* [Problem description] Please write out the material again, replacing each "legend-label" with "legend-entry" and leaving everything else unchanged.

[Annotated region listings]
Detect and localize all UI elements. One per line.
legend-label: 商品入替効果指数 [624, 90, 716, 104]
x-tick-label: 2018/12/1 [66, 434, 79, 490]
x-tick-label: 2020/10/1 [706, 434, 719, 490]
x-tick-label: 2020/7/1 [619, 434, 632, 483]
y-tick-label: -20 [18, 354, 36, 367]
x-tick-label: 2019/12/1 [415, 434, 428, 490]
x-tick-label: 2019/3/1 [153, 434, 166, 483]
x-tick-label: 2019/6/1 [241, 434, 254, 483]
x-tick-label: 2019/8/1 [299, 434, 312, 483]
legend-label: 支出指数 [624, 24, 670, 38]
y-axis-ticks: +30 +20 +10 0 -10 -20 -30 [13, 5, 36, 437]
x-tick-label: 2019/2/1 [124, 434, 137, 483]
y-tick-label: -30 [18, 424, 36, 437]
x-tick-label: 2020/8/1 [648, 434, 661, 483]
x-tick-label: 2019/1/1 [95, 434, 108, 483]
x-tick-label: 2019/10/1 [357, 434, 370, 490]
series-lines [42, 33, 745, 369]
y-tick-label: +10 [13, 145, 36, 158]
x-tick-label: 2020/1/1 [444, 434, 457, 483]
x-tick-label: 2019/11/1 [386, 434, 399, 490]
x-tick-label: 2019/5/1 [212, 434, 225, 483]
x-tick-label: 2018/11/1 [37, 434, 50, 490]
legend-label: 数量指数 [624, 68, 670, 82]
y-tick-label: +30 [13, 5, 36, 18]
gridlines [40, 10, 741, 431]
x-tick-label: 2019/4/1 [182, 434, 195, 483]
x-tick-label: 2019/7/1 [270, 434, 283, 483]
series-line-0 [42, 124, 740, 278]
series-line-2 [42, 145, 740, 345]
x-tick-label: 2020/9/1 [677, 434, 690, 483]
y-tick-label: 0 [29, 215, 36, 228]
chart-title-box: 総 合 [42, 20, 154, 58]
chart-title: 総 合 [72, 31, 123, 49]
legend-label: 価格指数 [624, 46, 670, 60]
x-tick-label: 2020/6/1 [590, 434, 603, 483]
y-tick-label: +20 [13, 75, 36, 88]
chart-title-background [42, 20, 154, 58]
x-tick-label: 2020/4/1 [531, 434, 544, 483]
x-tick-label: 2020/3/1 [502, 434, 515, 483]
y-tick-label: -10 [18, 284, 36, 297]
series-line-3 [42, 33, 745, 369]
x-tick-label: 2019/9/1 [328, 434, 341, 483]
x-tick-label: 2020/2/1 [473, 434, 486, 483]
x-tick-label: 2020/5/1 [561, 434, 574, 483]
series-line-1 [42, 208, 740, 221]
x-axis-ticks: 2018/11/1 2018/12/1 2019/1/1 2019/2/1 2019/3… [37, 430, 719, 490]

* [Response below]
Detect and localize all UI elements. One per line.
legend-entry: 商品入替効果指数 [624, 90, 716, 104]
x-tick-label: 2018/12/1 [66, 434, 79, 490]
x-tick-label: 2020/10/1 [706, 434, 719, 490]
x-tick-label: 2020/7/1 [619, 434, 632, 483]
y-tick-label: -20 [18, 354, 36, 367]
x-tick-label: 2019/12/1 [415, 434, 428, 490]
x-tick-label: 2019/3/1 [153, 434, 166, 483]
x-tick-label: 2019/6/1 [241, 434, 254, 483]
x-tick-label: 2019/8/1 [299, 434, 312, 483]
legend-entry: 支出指数 [624, 24, 670, 38]
y-axis-ticks: +30 +20 +10 0 -10 -20 -30 [13, 5, 36, 437]
x-tick-label: 2019/2/1 [124, 434, 137, 483]
y-tick-label: -30 [18, 424, 36, 437]
x-tick-label: 2020/8/1 [648, 434, 661, 483]
x-tick-label: 2019/1/1 [95, 434, 108, 483]
x-tick-label: 2019/10/1 [357, 434, 370, 490]
series-lines [42, 33, 745, 369]
y-tick-label: +10 [13, 145, 36, 158]
x-tick-label: 2020/1/1 [444, 434, 457, 483]
x-tick-label: 2019/11/1 [386, 434, 399, 490]
x-tick-label: 2019/5/1 [212, 434, 225, 483]
x-tick-label: 2018/11/1 [37, 434, 50, 490]
legend-entry: 数量指数 [624, 68, 670, 82]
y-tick-label: +30 [13, 5, 36, 18]
gridlines [40, 10, 741, 431]
x-tick-label: 2019/4/1 [182, 434, 195, 483]
x-tick-label: 2019/7/1 [270, 434, 283, 483]
series-line-0 [42, 124, 740, 278]
series-line-2 [42, 145, 740, 345]
x-tick-label: 2020/9/1 [677, 434, 690, 483]
y-tick-label: 0 [29, 215, 36, 228]
chart-title-box: 総 合 [42, 20, 154, 58]
chart-title: 総 合 [72, 31, 123, 49]
legend-entry: 価格指数 [624, 46, 670, 60]
x-tick-label: 2020/6/1 [590, 434, 603, 483]
y-tick-label: +20 [13, 75, 36, 88]
chart-title-background [42, 20, 154, 58]
x-tick-label: 2020/4/1 [531, 434, 544, 483]
x-tick-label: 2020/3/1 [502, 434, 515, 483]
y-tick-label: -10 [18, 284, 36, 297]
series-line-3 [42, 33, 745, 369]
x-tick-label: 2019/9/1 [328, 434, 341, 483]
x-tick-label: 2020/2/1 [473, 434, 486, 483]
x-tick-label: 2020/5/1 [561, 434, 574, 483]
series-line-1 [42, 208, 740, 221]
x-axis-ticks: 2018/11/1 2018/12/1 2019/1/1 2019/2/1 2019/3… [37, 430, 719, 490]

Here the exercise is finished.